YOUR GOAL
Wherever a line holds the string "Output", copy that line.
[SUPPLIED ENTRIES start]
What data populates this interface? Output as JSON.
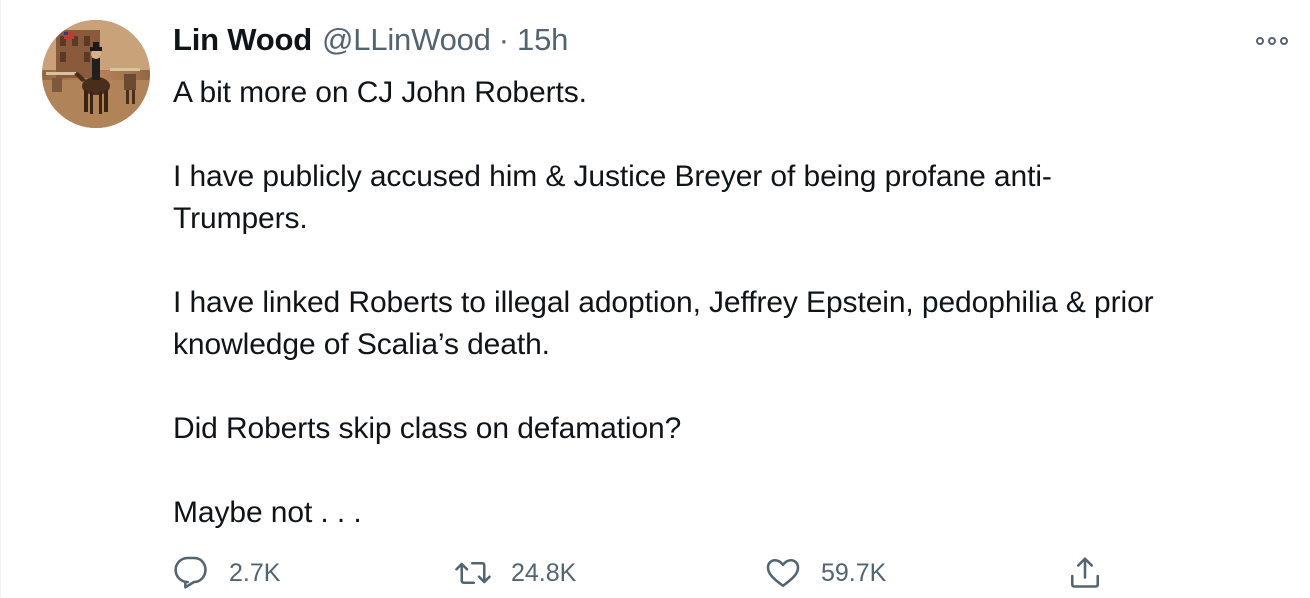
[SUPPLIED ENTRIES end]
[SUPPLIED ENTRIES start]
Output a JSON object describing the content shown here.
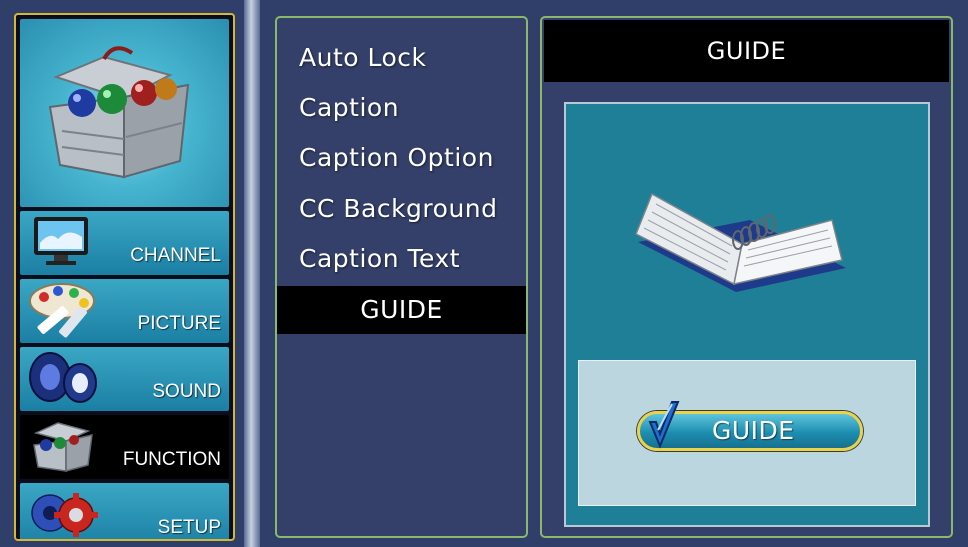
[SUPPLIED ENTRIES end]
[SUPPLIED ENTRIES start]
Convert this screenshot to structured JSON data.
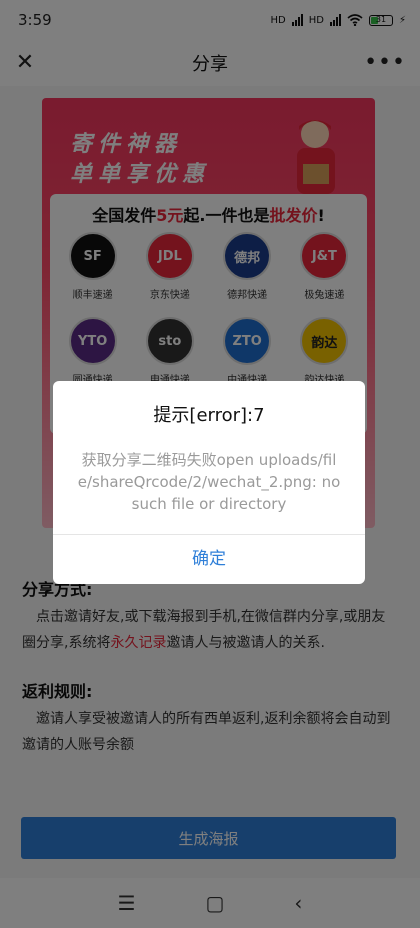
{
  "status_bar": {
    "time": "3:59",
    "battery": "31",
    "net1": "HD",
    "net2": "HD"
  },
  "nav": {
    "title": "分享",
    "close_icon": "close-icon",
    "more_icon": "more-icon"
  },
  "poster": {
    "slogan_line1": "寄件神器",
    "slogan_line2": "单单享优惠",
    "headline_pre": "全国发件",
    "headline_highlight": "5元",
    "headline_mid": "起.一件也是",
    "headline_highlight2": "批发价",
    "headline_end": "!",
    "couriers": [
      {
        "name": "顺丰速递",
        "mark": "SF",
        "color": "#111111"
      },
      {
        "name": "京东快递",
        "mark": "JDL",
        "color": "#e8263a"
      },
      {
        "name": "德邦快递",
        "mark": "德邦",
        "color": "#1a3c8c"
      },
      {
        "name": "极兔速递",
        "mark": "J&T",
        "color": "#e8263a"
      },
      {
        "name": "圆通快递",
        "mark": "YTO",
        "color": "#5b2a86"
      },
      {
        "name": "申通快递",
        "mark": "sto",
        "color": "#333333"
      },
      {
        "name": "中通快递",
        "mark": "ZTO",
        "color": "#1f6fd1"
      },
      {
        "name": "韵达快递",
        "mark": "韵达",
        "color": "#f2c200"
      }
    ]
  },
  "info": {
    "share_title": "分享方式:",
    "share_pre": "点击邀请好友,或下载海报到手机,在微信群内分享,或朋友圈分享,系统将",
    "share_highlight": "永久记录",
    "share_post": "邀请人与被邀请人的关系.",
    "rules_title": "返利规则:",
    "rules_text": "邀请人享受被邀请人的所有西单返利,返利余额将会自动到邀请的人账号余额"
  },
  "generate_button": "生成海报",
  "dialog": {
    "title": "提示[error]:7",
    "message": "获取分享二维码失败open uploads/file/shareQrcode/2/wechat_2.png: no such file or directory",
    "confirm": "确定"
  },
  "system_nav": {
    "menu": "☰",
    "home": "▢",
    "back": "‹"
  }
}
[SUPPLIED ENTRIES end]
ANSWER TO THE EXERCISE
What data populates this interface? Output as JSON.
Output a JSON object describing the content shown here.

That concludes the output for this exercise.